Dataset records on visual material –
-*-

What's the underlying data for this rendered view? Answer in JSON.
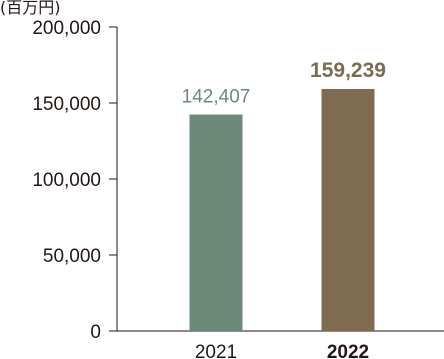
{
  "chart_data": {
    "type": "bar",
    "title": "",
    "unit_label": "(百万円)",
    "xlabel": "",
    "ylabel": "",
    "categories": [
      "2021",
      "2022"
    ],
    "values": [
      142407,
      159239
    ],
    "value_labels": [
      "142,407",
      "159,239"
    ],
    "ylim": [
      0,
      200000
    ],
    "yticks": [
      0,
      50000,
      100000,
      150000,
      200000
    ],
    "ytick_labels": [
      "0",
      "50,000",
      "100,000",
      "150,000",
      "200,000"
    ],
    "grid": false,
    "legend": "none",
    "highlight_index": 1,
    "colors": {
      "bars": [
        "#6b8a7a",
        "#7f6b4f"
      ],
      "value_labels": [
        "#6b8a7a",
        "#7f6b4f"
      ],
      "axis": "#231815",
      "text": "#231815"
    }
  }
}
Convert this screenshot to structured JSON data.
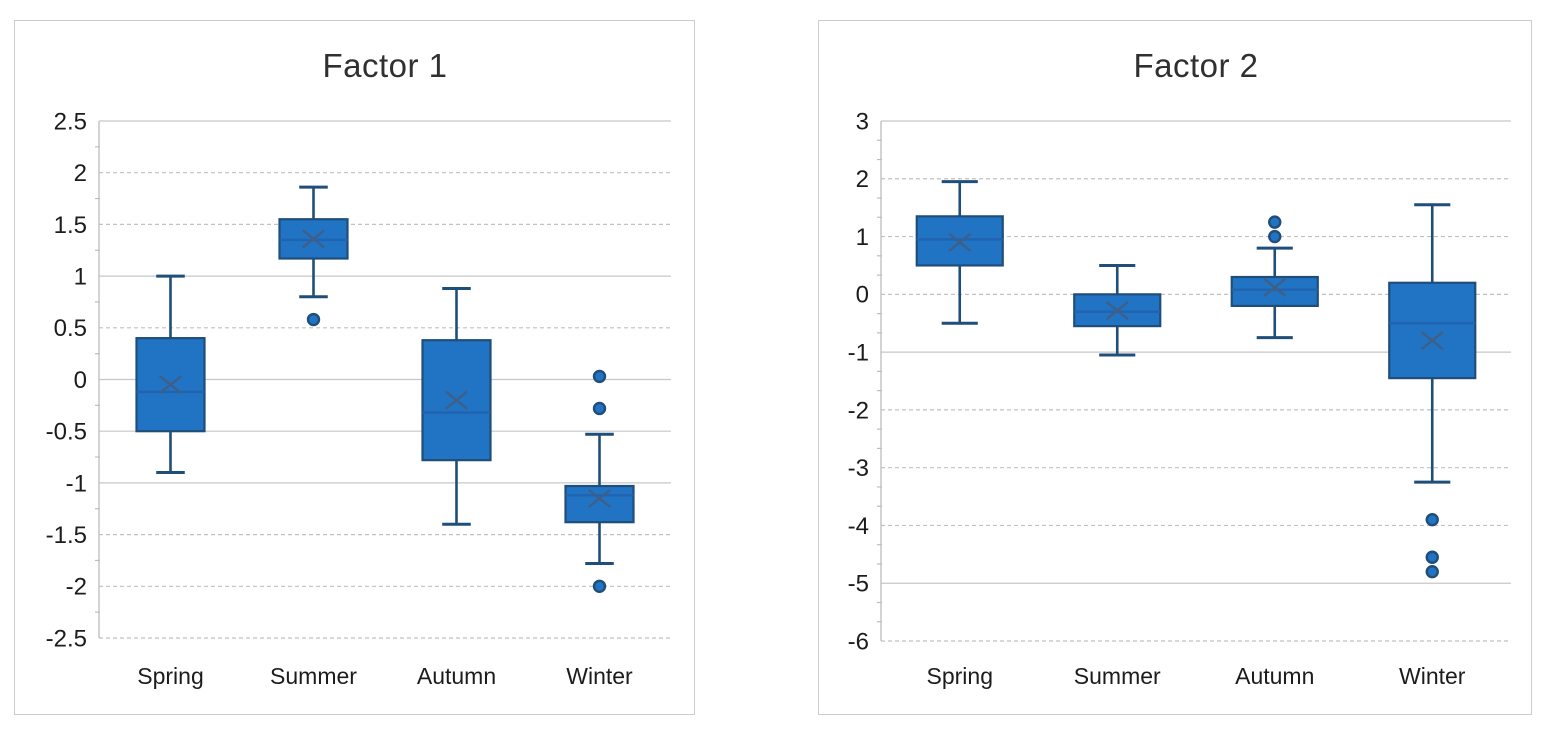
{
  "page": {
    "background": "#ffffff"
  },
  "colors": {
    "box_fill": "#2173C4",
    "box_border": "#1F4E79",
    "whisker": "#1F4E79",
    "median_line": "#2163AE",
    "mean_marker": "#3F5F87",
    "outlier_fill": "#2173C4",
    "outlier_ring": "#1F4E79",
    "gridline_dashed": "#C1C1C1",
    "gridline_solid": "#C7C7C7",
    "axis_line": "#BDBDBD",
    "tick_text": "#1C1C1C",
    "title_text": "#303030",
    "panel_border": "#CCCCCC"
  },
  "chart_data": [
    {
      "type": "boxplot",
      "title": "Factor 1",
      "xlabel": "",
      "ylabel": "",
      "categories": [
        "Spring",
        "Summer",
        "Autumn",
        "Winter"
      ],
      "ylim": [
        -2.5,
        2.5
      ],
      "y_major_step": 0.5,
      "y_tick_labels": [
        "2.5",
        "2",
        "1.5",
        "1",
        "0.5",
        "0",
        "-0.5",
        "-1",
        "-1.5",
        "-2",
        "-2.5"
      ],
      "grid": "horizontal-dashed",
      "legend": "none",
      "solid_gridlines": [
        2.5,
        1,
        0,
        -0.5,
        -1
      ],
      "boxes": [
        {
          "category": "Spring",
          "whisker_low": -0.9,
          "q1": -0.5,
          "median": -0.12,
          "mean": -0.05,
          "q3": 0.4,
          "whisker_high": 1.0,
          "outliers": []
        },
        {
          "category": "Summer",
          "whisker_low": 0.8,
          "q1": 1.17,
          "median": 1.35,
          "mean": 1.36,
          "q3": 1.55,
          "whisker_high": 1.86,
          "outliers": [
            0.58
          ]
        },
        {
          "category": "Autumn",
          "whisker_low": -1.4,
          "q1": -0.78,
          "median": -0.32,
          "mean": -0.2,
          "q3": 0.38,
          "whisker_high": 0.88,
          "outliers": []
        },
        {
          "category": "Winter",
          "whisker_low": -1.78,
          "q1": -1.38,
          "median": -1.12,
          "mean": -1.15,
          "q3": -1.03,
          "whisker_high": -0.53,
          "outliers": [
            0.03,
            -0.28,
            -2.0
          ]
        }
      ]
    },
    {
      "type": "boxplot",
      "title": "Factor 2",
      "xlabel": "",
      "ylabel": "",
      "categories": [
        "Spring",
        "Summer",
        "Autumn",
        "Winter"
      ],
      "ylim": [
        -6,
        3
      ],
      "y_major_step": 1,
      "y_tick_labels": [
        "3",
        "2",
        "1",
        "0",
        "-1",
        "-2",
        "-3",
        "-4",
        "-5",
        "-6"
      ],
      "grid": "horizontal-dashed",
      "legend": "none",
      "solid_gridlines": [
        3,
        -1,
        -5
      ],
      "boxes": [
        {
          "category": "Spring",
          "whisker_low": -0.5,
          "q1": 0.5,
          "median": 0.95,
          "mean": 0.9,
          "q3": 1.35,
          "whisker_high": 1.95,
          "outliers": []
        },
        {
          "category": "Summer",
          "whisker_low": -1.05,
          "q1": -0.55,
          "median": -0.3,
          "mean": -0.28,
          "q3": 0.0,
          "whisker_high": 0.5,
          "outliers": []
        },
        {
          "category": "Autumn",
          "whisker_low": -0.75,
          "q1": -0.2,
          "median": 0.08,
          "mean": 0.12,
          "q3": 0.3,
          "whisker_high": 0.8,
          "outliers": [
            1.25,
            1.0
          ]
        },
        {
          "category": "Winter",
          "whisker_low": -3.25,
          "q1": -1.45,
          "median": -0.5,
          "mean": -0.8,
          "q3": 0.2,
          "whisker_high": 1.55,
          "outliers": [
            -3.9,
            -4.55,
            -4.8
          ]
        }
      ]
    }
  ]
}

-*-

CHALLENGE –
From the listing, extract all text exactly as given and drop any picture.

FINISHED ANSWER –
What's the underlying data for this rendered view? Answer in JSON.
{
  "chart_data": {
    "type": "bar",
    "title": "",
    "unit_label": "(百万円)",
    "xlabel": "",
    "ylabel": "",
    "categories": [
      "2021",
      "2022"
    ],
    "values": [
      142407,
      159239
    ],
    "value_labels": [
      "142,407",
      "159,239"
    ],
    "ylim": [
      0,
      200000
    ],
    "yticks": [
      0,
      50000,
      100000,
      150000,
      200000
    ],
    "ytick_labels": [
      "0",
      "50,000",
      "100,000",
      "150,000",
      "200,000"
    ],
    "grid": false,
    "legend": "none",
    "highlight_index": 1,
    "colors": {
      "bars": [
        "#6b8a7a",
        "#7f6b4f"
      ],
      "value_labels": [
        "#6b8a7a",
        "#7f6b4f"
      ],
      "axis": "#231815",
      "text": "#231815"
    }
  }
}
Convert this screenshot to structured JSON data.
{
  "page": {
    "background": "#ffffff"
  },
  "colors": {
    "box_fill": "#2173C4",
    "box_border": "#1F4E79",
    "whisker": "#1F4E79",
    "median_line": "#2163AE",
    "mean_marker": "#3F5F87",
    "outlier_fill": "#2173C4",
    "outlier_ring": "#1F4E79",
    "gridline_dashed": "#C1C1C1",
    "gridline_solid": "#C7C7C7",
    "axis_line": "#BDBDBD",
    "tick_text": "#1C1C1C",
    "title_text": "#303030",
    "panel_border": "#CCCCCC"
  },
  "chart_data": [
    {
      "type": "boxplot",
      "title": "Factor 1",
      "xlabel": "",
      "ylabel": "",
      "categories": [
        "Spring",
        "Summer",
        "Autumn",
        "Winter"
      ],
      "ylim": [
        -2.5,
        2.5
      ],
      "y_major_step": 0.5,
      "y_tick_labels": [
        "2.5",
        "2",
        "1.5",
        "1",
        "0.5",
        "0",
        "-0.5",
        "-1",
        "-1.5",
        "-2",
        "-2.5"
      ],
      "grid": "horizontal-dashed",
      "legend": "none",
      "solid_gridlines": [
        2.5,
        1,
        0,
        -0.5,
        -1
      ],
      "boxes": [
        {
          "category": "Spring",
          "whisker_low": -0.9,
          "q1": -0.5,
          "median": -0.12,
          "mean": -0.05,
          "q3": 0.4,
          "whisker_high": 1.0,
          "outliers": []
        },
        {
          "category": "Summer",
          "whisker_low": 0.8,
          "q1": 1.17,
          "median": 1.35,
          "mean": 1.36,
          "q3": 1.55,
          "whisker_high": 1.86,
          "outliers": [
            0.58
          ]
        },
        {
          "category": "Autumn",
          "whisker_low": -1.4,
          "q1": -0.78,
          "median": -0.32,
          "mean": -0.2,
          "q3": 0.38,
          "whisker_high": 0.88,
          "outliers": []
        },
        {
          "category": "Winter",
          "whisker_low": -1.78,
          "q1": -1.38,
          "median": -1.12,
          "mean": -1.15,
          "q3": -1.03,
          "whisker_high": -0.53,
          "outliers": [
            0.03,
            -0.28,
            -2.0
          ]
        }
      ]
    },
    {
      "type": "boxplot",
      "title": "Factor 2",
      "xlabel": "",
      "ylabel": "",
      "categories": [
        "Spring",
        "Summer",
        "Autumn",
        "Winter"
      ],
      "ylim": [
        -6,
        3
      ],
      "y_major_step": 1,
      "y_tick_labels": [
        "3",
        "2",
        "1",
        "0",
        "-1",
        "-2",
        "-3",
        "-4",
        "-5",
        "-6"
      ],
      "grid": "horizontal-dashed",
      "legend": "none",
      "solid_gridlines": [
        3,
        -1,
        -5
      ],
      "boxes": [
        {
          "category": "Spring",
          "whisker_low": -0.5,
          "q1": 0.5,
          "median": 0.95,
          "mean": 0.9,
          "q3": 1.35,
          "whisker_high": 1.95,
          "outliers": []
        },
        {
          "category": "Summer",
          "whisker_low": -1.05,
          "q1": -0.55,
          "median": -0.3,
          "mean": -0.28,
          "q3": 0.0,
          "whisker_high": 0.5,
          "outliers": []
        },
        {
          "category": "Autumn",
          "whisker_low": -0.75,
          "q1": -0.2,
          "median": 0.08,
          "mean": 0.12,
          "q3": 0.3,
          "whisker_high": 0.8,
          "outliers": [
            1.25,
            1.0
          ]
        },
        {
          "category": "Winter",
          "whisker_low": -3.25,
          "q1": -1.45,
          "median": -0.5,
          "mean": -0.8,
          "q3": 0.2,
          "whisker_high": 1.55,
          "outliers": [
            -3.9,
            -4.55,
            -4.8
          ]
        }
      ]
    }
  ]
}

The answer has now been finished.